[Figure collection entries]
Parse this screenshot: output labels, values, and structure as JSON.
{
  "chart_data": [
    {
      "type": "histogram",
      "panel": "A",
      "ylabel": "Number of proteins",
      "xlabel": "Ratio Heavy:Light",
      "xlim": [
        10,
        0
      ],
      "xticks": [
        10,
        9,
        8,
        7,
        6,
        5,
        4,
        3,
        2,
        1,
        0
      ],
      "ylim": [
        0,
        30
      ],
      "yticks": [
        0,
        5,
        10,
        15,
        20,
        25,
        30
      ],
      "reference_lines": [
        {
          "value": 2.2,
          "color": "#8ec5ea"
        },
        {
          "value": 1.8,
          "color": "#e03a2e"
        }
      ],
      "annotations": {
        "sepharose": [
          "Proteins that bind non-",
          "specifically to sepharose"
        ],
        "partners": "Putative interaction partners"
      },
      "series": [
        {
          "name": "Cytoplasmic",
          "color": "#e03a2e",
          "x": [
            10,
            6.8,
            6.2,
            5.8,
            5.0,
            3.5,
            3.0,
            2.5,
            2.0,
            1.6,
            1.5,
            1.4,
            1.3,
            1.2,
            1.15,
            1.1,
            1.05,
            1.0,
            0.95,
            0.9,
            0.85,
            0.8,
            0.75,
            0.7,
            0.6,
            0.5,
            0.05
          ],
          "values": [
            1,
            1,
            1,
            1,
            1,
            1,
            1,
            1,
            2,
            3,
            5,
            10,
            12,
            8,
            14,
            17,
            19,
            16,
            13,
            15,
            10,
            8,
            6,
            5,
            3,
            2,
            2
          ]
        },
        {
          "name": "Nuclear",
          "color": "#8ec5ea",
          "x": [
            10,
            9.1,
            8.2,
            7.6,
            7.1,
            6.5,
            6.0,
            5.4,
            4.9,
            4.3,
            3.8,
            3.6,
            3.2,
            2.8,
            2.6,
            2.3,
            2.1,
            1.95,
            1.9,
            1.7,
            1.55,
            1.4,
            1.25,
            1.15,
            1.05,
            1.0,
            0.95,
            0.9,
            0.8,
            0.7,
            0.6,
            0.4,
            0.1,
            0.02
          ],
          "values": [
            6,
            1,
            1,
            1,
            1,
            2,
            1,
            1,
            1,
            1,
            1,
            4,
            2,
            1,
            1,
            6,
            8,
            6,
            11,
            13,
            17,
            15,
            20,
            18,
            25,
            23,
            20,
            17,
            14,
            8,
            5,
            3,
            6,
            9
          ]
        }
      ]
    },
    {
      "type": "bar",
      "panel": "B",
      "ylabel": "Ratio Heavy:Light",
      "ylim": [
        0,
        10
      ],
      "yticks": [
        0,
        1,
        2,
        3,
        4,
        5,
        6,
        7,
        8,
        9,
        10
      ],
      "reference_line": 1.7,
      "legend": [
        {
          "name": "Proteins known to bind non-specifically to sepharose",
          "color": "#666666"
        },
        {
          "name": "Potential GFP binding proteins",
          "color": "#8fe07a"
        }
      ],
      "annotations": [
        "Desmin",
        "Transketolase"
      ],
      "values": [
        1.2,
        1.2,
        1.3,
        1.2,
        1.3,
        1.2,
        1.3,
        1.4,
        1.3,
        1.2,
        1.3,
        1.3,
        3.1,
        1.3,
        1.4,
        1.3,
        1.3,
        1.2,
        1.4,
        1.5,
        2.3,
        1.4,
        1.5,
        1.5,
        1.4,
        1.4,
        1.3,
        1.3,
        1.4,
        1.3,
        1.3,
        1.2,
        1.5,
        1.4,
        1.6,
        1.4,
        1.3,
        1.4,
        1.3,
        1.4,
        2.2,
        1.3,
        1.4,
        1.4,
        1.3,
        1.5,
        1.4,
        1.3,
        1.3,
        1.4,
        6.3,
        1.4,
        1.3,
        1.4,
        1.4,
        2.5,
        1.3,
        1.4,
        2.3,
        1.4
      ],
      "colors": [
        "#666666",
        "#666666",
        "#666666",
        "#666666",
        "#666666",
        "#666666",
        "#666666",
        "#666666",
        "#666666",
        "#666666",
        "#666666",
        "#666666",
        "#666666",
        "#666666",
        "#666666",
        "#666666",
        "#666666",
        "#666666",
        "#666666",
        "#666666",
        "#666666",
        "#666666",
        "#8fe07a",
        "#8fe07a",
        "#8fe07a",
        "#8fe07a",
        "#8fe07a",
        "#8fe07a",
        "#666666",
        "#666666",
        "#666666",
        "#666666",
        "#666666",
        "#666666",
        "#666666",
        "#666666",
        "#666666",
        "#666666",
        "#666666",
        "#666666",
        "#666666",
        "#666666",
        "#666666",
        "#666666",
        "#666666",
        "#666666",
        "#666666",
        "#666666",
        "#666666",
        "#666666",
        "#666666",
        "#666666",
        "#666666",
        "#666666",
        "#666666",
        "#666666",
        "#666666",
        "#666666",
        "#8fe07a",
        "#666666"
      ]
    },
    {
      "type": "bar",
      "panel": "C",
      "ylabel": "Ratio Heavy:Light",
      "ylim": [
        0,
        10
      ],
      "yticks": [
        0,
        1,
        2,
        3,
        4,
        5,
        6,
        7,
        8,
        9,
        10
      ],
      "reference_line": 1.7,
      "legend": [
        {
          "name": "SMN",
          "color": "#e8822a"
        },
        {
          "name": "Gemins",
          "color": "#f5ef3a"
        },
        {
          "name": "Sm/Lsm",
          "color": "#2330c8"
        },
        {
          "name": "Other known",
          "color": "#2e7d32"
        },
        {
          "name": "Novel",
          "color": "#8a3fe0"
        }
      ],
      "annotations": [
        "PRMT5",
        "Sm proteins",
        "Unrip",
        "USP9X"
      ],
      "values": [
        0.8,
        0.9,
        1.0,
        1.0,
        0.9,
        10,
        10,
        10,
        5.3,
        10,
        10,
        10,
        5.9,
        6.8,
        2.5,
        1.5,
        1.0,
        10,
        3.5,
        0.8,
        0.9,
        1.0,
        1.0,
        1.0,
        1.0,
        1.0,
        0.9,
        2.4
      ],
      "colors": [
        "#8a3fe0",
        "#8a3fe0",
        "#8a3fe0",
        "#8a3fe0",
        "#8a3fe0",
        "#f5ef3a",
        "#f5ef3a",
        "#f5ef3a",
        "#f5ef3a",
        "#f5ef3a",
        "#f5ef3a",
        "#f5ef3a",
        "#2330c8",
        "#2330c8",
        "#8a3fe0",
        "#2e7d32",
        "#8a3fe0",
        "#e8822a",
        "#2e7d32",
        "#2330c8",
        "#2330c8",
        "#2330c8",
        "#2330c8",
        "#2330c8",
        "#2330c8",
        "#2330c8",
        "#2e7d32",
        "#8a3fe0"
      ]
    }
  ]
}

• AIM OF THE EXERCISE: Restate the records above in full, keeping each line exactly as it stands.

• RESULT:
Parse this screenshot: output labels, values, and structure as JSON.
{
  "chart_data": [
    {
      "type": "histogram",
      "panel": "A",
      "ylabel": "Number of proteins",
      "xlabel": "Ratio Heavy:Light",
      "xlim": [
        10,
        0
      ],
      "xticks": [
        10,
        9,
        8,
        7,
        6,
        5,
        4,
        3,
        2,
        1,
        0
      ],
      "ylim": [
        0,
        30
      ],
      "yticks": [
        0,
        5,
        10,
        15,
        20,
        25,
        30
      ],
      "reference_lines": [
        {
          "value": 2.2,
          "color": "#8ec5ea"
        },
        {
          "value": 1.8,
          "color": "#e03a2e"
        }
      ],
      "annotations": {
        "sepharose": [
          "Proteins that bind non-",
          "specifically to sepharose"
        ],
        "partners": "Putative interaction partners"
      },
      "series": [
        {
          "name": "Cytoplasmic",
          "color": "#e03a2e",
          "x": [
            10,
            6.8,
            6.2,
            5.8,
            5.0,
            3.5,
            3.0,
            2.5,
            2.0,
            1.6,
            1.5,
            1.4,
            1.3,
            1.2,
            1.15,
            1.1,
            1.05,
            1.0,
            0.95,
            0.9,
            0.85,
            0.8,
            0.75,
            0.7,
            0.6,
            0.5,
            0.05
          ],
          "values": [
            1,
            1,
            1,
            1,
            1,
            1,
            1,
            1,
            2,
            3,
            5,
            10,
            12,
            8,
            14,
            17,
            19,
            16,
            13,
            15,
            10,
            8,
            6,
            5,
            3,
            2,
            2
          ]
        },
        {
          "name": "Nuclear",
          "color": "#8ec5ea",
          "x": [
            10,
            9.1,
            8.2,
            7.6,
            7.1,
            6.5,
            6.0,
            5.4,
            4.9,
            4.3,
            3.8,
            3.6,
            3.2,
            2.8,
            2.6,
            2.3,
            2.1,
            1.95,
            1.9,
            1.7,
            1.55,
            1.4,
            1.25,
            1.15,
            1.05,
            1.0,
            0.95,
            0.9,
            0.8,
            0.7,
            0.6,
            0.4,
            0.1,
            0.02
          ],
          "values": [
            6,
            1,
            1,
            1,
            1,
            2,
            1,
            1,
            1,
            1,
            1,
            4,
            2,
            1,
            1,
            6,
            8,
            6,
            11,
            13,
            17,
            15,
            20,
            18,
            25,
            23,
            20,
            17,
            14,
            8,
            5,
            3,
            6,
            9
          ]
        }
      ]
    },
    {
      "type": "bar",
      "panel": "B",
      "ylabel": "Ratio Heavy:Light",
      "ylim": [
        0,
        10
      ],
      "yticks": [
        0,
        1,
        2,
        3,
        4,
        5,
        6,
        7,
        8,
        9,
        10
      ],
      "reference_line": 1.7,
      "legend": [
        {
          "name": "Proteins known to bind non-specifically to sepharose",
          "color": "#666666"
        },
        {
          "name": "Potential GFP binding proteins",
          "color": "#8fe07a"
        }
      ],
      "annotations": [
        "Desmin",
        "Transketolase"
      ],
      "values": [
        1.2,
        1.2,
        1.3,
        1.2,
        1.3,
        1.2,
        1.3,
        1.4,
        1.3,
        1.2,
        1.3,
        1.3,
        3.1,
        1.3,
        1.4,
        1.3,
        1.3,
        1.2,
        1.4,
        1.5,
        2.3,
        1.4,
        1.5,
        1.5,
        1.4,
        1.4,
        1.3,
        1.3,
        1.4,
        1.3,
        1.3,
        1.2,
        1.5,
        1.4,
        1.6,
        1.4,
        1.3,
        1.4,
        1.3,
        1.4,
        2.2,
        1.3,
        1.4,
        1.4,
        1.3,
        1.5,
        1.4,
        1.3,
        1.3,
        1.4,
        6.3,
        1.4,
        1.3,
        1.4,
        1.4,
        2.5,
        1.3,
        1.4,
        2.3,
        1.4
      ],
      "colors": [
        "#666666",
        "#666666",
        "#666666",
        "#666666",
        "#666666",
        "#666666",
        "#666666",
        "#666666",
        "#666666",
        "#666666",
        "#666666",
        "#666666",
        "#666666",
        "#666666",
        "#666666",
        "#666666",
        "#666666",
        "#666666",
        "#666666",
        "#666666",
        "#666666",
        "#666666",
        "#8fe07a",
        "#8fe07a",
        "#8fe07a",
        "#8fe07a",
        "#8fe07a",
        "#8fe07a",
        "#666666",
        "#666666",
        "#666666",
        "#666666",
        "#666666",
        "#666666",
        "#666666",
        "#666666",
        "#666666",
        "#666666",
        "#666666",
        "#666666",
        "#666666",
        "#666666",
        "#666666",
        "#666666",
        "#666666",
        "#666666",
        "#666666",
        "#666666",
        "#666666",
        "#666666",
        "#666666",
        "#666666",
        "#666666",
        "#666666",
        "#666666",
        "#666666",
        "#666666",
        "#666666",
        "#8fe07a",
        "#666666"
      ]
    },
    {
      "type": "bar",
      "panel": "C",
      "ylabel": "Ratio Heavy:Light",
      "ylim": [
        0,
        10
      ],
      "yticks": [
        0,
        1,
        2,
        3,
        4,
        5,
        6,
        7,
        8,
        9,
        10
      ],
      "reference_line": 1.7,
      "legend": [
        {
          "name": "SMN",
          "color": "#e8822a"
        },
        {
          "name": "Gemins",
          "color": "#f5ef3a"
        },
        {
          "name": "Sm/Lsm",
          "color": "#2330c8"
        },
        {
          "name": "Other known",
          "color": "#2e7d32"
        },
        {
          "name": "Novel",
          "color": "#8a3fe0"
        }
      ],
      "annotations": [
        "PRMT5",
        "Sm proteins",
        "Unrip",
        "USP9X"
      ],
      "values": [
        0.8,
        0.9,
        1.0,
        1.0,
        0.9,
        10,
        10,
        10,
        5.3,
        10,
        10,
        10,
        5.9,
        6.8,
        2.5,
        1.5,
        1.0,
        10,
        3.5,
        0.8,
        0.9,
        1.0,
        1.0,
        1.0,
        1.0,
        1.0,
        0.9,
        2.4
      ],
      "colors": [
        "#8a3fe0",
        "#8a3fe0",
        "#8a3fe0",
        "#8a3fe0",
        "#8a3fe0",
        "#f5ef3a",
        "#f5ef3a",
        "#f5ef3a",
        "#f5ef3a",
        "#f5ef3a",
        "#f5ef3a",
        "#f5ef3a",
        "#2330c8",
        "#2330c8",
        "#8a3fe0",
        "#2e7d32",
        "#8a3fe0",
        "#e8822a",
        "#2e7d32",
        "#2330c8",
        "#2330c8",
        "#2330c8",
        "#2330c8",
        "#2330c8",
        "#2330c8",
        "#2330c8",
        "#2e7d32",
        "#8a3fe0"
      ]
    }
  ]
}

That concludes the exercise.